Task statement >>
Leave out the pictures; transcribe all else exactly.
__________
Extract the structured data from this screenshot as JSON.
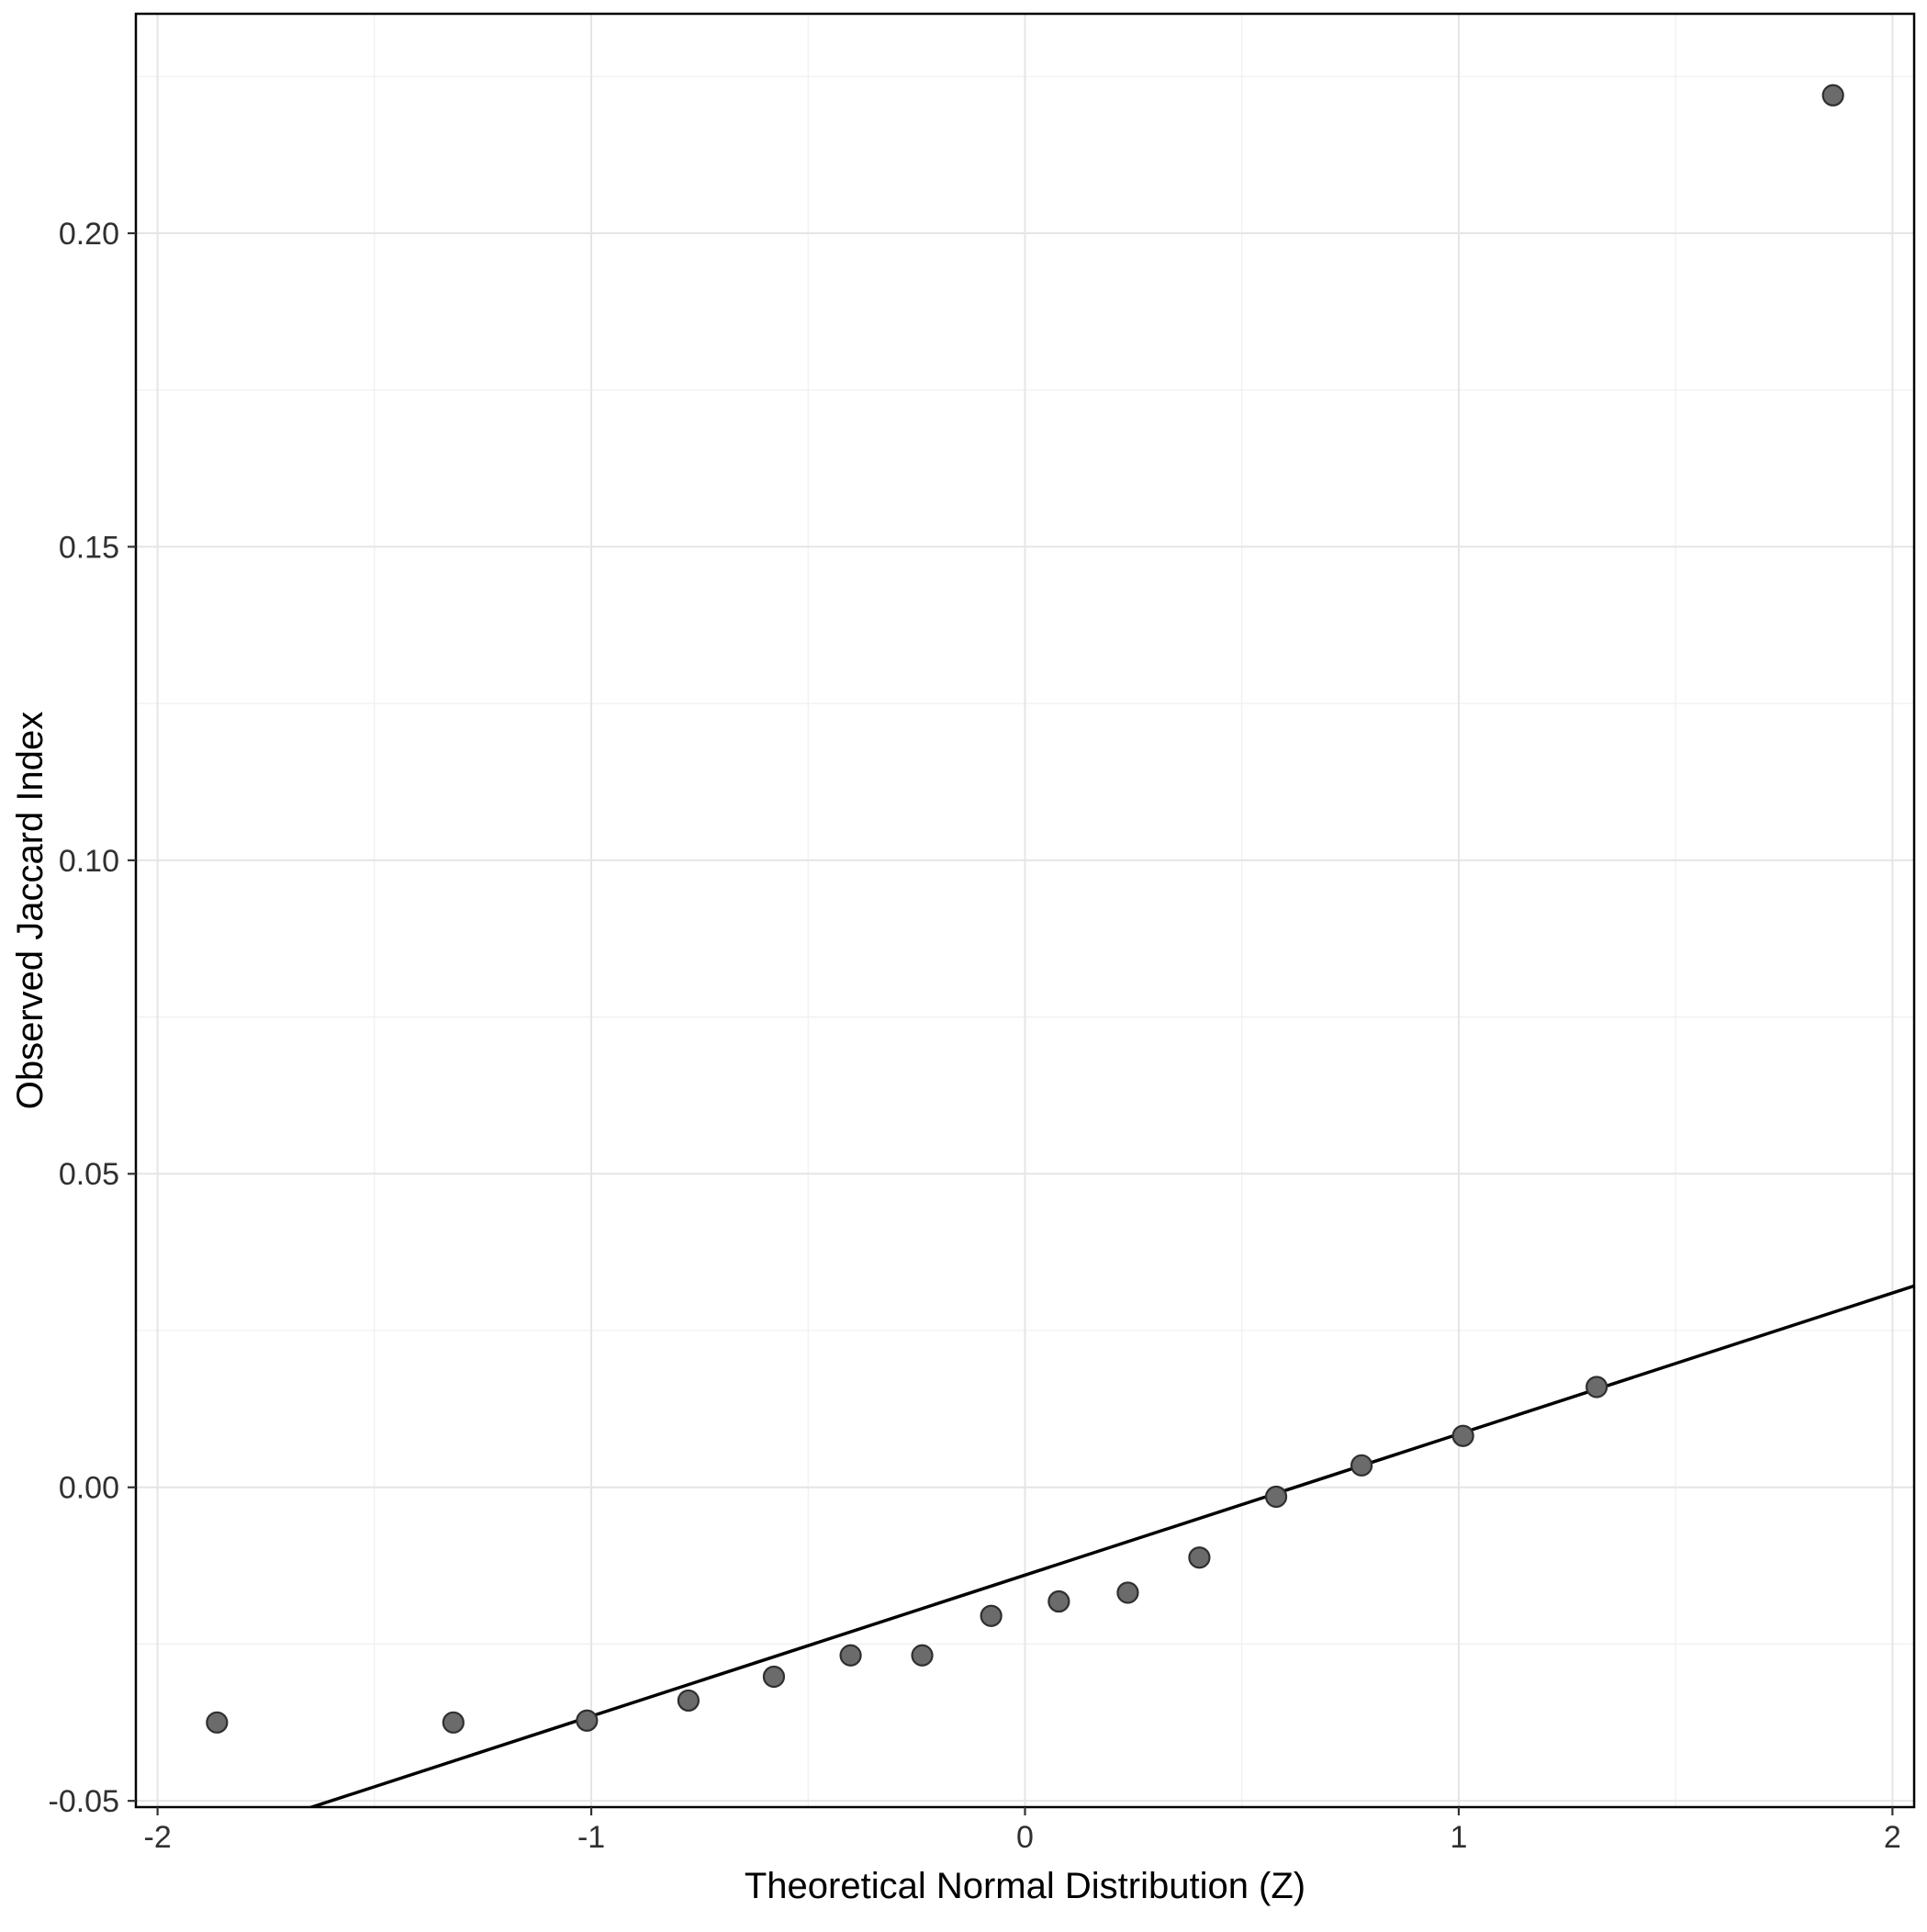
{
  "figure": {
    "background": "#FFFFFF",
    "panel_background": "#FFFFFF",
    "panel_border_color": "#000000",
    "grid_major_color": "#E5E5E5",
    "grid_minor_color": "#F0F0F0",
    "point_fill": "#6B6B6B",
    "point_stroke": "#2F2F2F",
    "line_color": "#000000",
    "tick_color": "#333333",
    "tick_label_color": "#303030",
    "axis_title_color": "#000000"
  },
  "chart_data": {
    "type": "scatter",
    "title": "",
    "xlabel": "Theoretical Normal Distribution (Z)",
    "ylabel": "Observed Jaccard Index",
    "xlim": [
      -2.05,
      2.05
    ],
    "ylim": [
      -0.051,
      0.235
    ],
    "grid": true,
    "legend": "none",
    "x_ticks": {
      "values": [
        -2,
        -1,
        0,
        1,
        2
      ],
      "labels": [
        "-2",
        "-1",
        "0",
        "1",
        "2"
      ]
    },
    "y_ticks": {
      "values": [
        -0.05,
        0,
        0.05,
        0.1,
        0.15,
        0.2
      ],
      "labels": [
        "-0.05",
        "0.00",
        "0.05",
        "0.10",
        "0.15",
        "0.20"
      ]
    },
    "points": [
      [
        -1.863,
        -0.0375
      ],
      [
        -1.318,
        -0.0375
      ],
      [
        -1.01,
        -0.0372
      ],
      [
        -0.776,
        -0.034
      ],
      [
        -0.579,
        -0.0302
      ],
      [
        -0.402,
        -0.0268
      ],
      [
        -0.237,
        -0.0268
      ],
      [
        -0.078,
        -0.0205
      ],
      [
        0.078,
        -0.0182
      ],
      [
        0.237,
        -0.0168
      ],
      [
        0.402,
        -0.0112
      ],
      [
        0.579,
        -0.0015
      ],
      [
        0.776,
        0.0035
      ],
      [
        1.01,
        0.0082
      ],
      [
        1.318,
        0.016
      ],
      [
        1.863,
        0.222
      ]
    ],
    "reference_line": {
      "slope": 0.0225,
      "intercept": -0.014
    }
  }
}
__________
Solution to this problem >>
Extract the structured data from this screenshot as JSON.
{
  "figure": {
    "background": "#FFFFFF",
    "panel_background": "#FFFFFF",
    "panel_border_color": "#000000",
    "grid_major_color": "#E5E5E5",
    "grid_minor_color": "#F0F0F0",
    "point_fill": "#6B6B6B",
    "point_stroke": "#2F2F2F",
    "line_color": "#000000",
    "tick_color": "#333333",
    "tick_label_color": "#303030",
    "axis_title_color": "#000000"
  },
  "chart_data": {
    "type": "scatter",
    "title": "",
    "xlabel": "Theoretical Normal Distribution (Z)",
    "ylabel": "Observed Jaccard Index",
    "xlim": [
      -2.05,
      2.05
    ],
    "ylim": [
      -0.051,
      0.235
    ],
    "grid": true,
    "legend": "none",
    "x_ticks": {
      "values": [
        -2,
        -1,
        0,
        1,
        2
      ],
      "labels": [
        "-2",
        "-1",
        "0",
        "1",
        "2"
      ]
    },
    "y_ticks": {
      "values": [
        -0.05,
        0,
        0.05,
        0.1,
        0.15,
        0.2
      ],
      "labels": [
        "-0.05",
        "0.00",
        "0.05",
        "0.10",
        "0.15",
        "0.20"
      ]
    },
    "points": [
      [
        -1.863,
        -0.0375
      ],
      [
        -1.318,
        -0.0375
      ],
      [
        -1.01,
        -0.0372
      ],
      [
        -0.776,
        -0.034
      ],
      [
        -0.579,
        -0.0302
      ],
      [
        -0.402,
        -0.0268
      ],
      [
        -0.237,
        -0.0268
      ],
      [
        -0.078,
        -0.0205
      ],
      [
        0.078,
        -0.0182
      ],
      [
        0.237,
        -0.0168
      ],
      [
        0.402,
        -0.0112
      ],
      [
        0.579,
        -0.0015
      ],
      [
        0.776,
        0.0035
      ],
      [
        1.01,
        0.0082
      ],
      [
        1.318,
        0.016
      ],
      [
        1.863,
        0.222
      ]
    ],
    "reference_line": {
      "slope": 0.0225,
      "intercept": -0.014
    }
  }
}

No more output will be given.